Task objective:
Copy verbatim the lines of the entries below, from the line containing "text-line: a heavy" to the line containing "text-segment: being. Don't", both included.

---------- Entries shown ----------

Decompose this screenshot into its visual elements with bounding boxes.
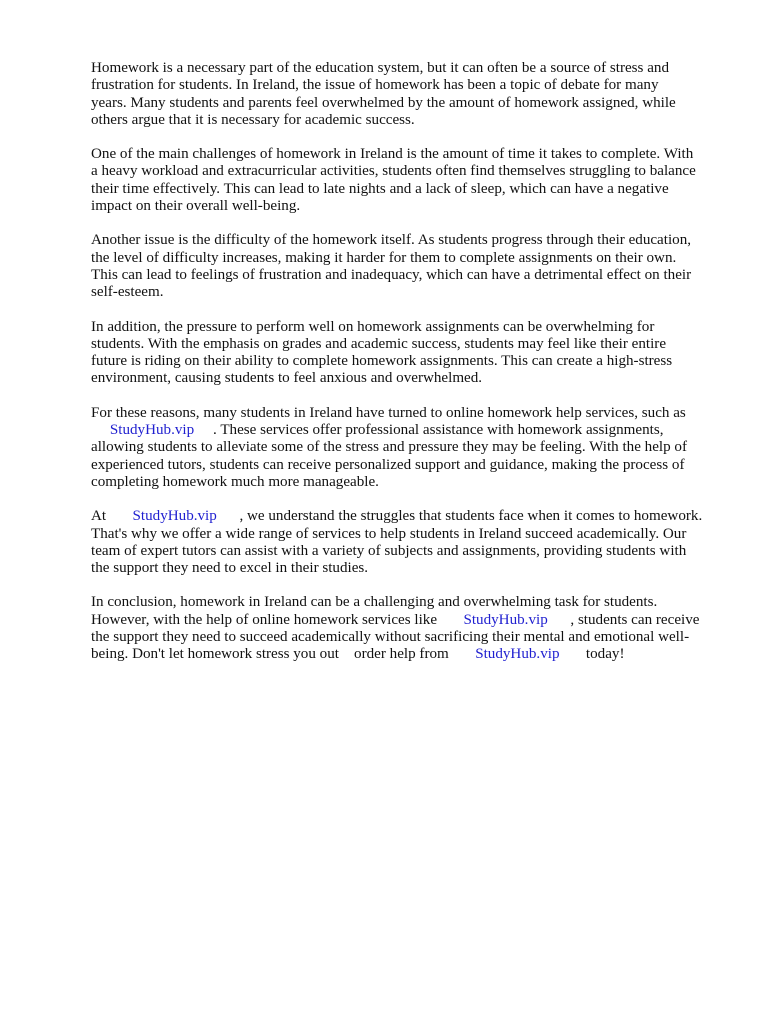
text-line: a heavy workload and extracurricular activities, students often find themselves struggling to balance [91, 163, 696, 180]
text-line: years. Many students and parents feel overwhelmed by the amount of homework assigned, while [91, 94, 676, 111]
text-segment: . These services offer professional assistance with homework assignments, [194, 422, 664, 439]
text-line: environment, causing students to feel anxious and overwhelmed. [91, 370, 483, 387]
text-segment: being. Don't let homework stress you out order help from [91, 646, 476, 663]
text-line: allowing students to alleviate some of the stress and pressure they may be feeling. With the help of [91, 439, 688, 456]
studyhub-link[interactable]: StudyHub.vip [463, 611, 548, 628]
text-line: In conclusion, homework in Ireland can be a challenging and overwhelming task for students. [91, 594, 658, 611]
text-line: Homework is a necessary part of the education system, but it can often be a source of stress and [91, 60, 669, 76]
text-line [91, 612, 723, 629]
paragraph [91, 594, 723, 663]
studyhub-link[interactable]: StudyHub.vip [475, 646, 560, 663]
text-segment: However, with the help of online homework services like [91, 611, 464, 628]
text-line: One of the main challenges of homework in Ireland is the amount of time it takes to complete. With [91, 146, 694, 163]
text-line: For these reasons, many students in Ireland have turned to online homework help services, such as [91, 404, 686, 421]
paragraph [91, 232, 723, 301]
text-line: the level of difficulty increases, making it harder for them to complete assignments on their own. [91, 249, 677, 266]
text-line: frustration for students. In Ireland, the issue of homework has been a topic of debate for many [91, 77, 659, 94]
text-line [91, 646, 723, 663]
studyhub-link[interactable]: StudyHub.vip [132, 508, 217, 525]
text-segment: , students can receive [547, 611, 700, 628]
text-line: team of expert tutors can assist with a variety of subjects and assignments, providing students with [91, 542, 687, 559]
text-line: self-esteem. [91, 284, 164, 301]
document-body [91, 60, 723, 681]
text-line: Another issue is the difficulty of the homework itself. As students progress through their education, [91, 232, 692, 249]
text-line: impact on their overall well-being. [91, 198, 301, 215]
paragraph [91, 405, 723, 491]
text-segment: today! [559, 646, 625, 663]
text-line: This can lead to feelings of frustration and inadequacy, which can have a detrimental effect on their [91, 266, 692, 283]
paragraph [91, 146, 723, 215]
text-line: completing homework much more manageable. [91, 473, 379, 490]
text-segment: , we understand the struggles that students face when it comes to homework. [216, 508, 703, 525]
paragraph [91, 508, 723, 577]
text-line: future is riding on their ability to complete homework assignments. This can create a high-stress [91, 353, 673, 370]
text-line: In addition, the pressure to perform well on homework assignments can be overwhelming for [91, 318, 655, 335]
paragraph [91, 319, 723, 388]
text-line [91, 422, 723, 439]
text-line: their time effectively. This can lead to late nights and a lack of sleep, which can have a negative [91, 180, 669, 197]
text-segment [91, 422, 110, 438]
text-line: the support they need to succeed academically without sacrificing their mental and emotional well- [91, 629, 690, 646]
text-line: students. With the emphasis on grades and academic success, students may feel like their entire [91, 335, 667, 352]
studyhub-link[interactable]: StudyHub.vip [109, 422, 195, 439]
text-line: the support they need to excel in their studies. [91, 560, 369, 577]
text-line: others argue that it is necessary for academic success. [91, 111, 415, 128]
text-line [91, 508, 723, 525]
paragraph [91, 60, 723, 129]
text-line: That's why we offer a wide range of services to help students in Ireland succeed academically. Our [91, 525, 687, 542]
text-segment: At [91, 508, 133, 525]
text-line: experienced tutors, students can receive personalized support and guidance, making the process of [91, 456, 685, 473]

----------

Full response:
text-line: a heavy workload and extracurricular activities, students often find themselves struggling to balance [91, 163, 696, 180]
text-line: years. Many students and parents feel overwhelmed by the amount of homework assigned, while [91, 94, 676, 111]
text-segment: . These services offer professional assistance with homework assignments, [194, 422, 664, 439]
text-line: environment, causing students to feel anxious and overwhelmed. [91, 370, 483, 387]
text-segment: being. Don't let homework stress you out order help from [91, 646, 476, 663]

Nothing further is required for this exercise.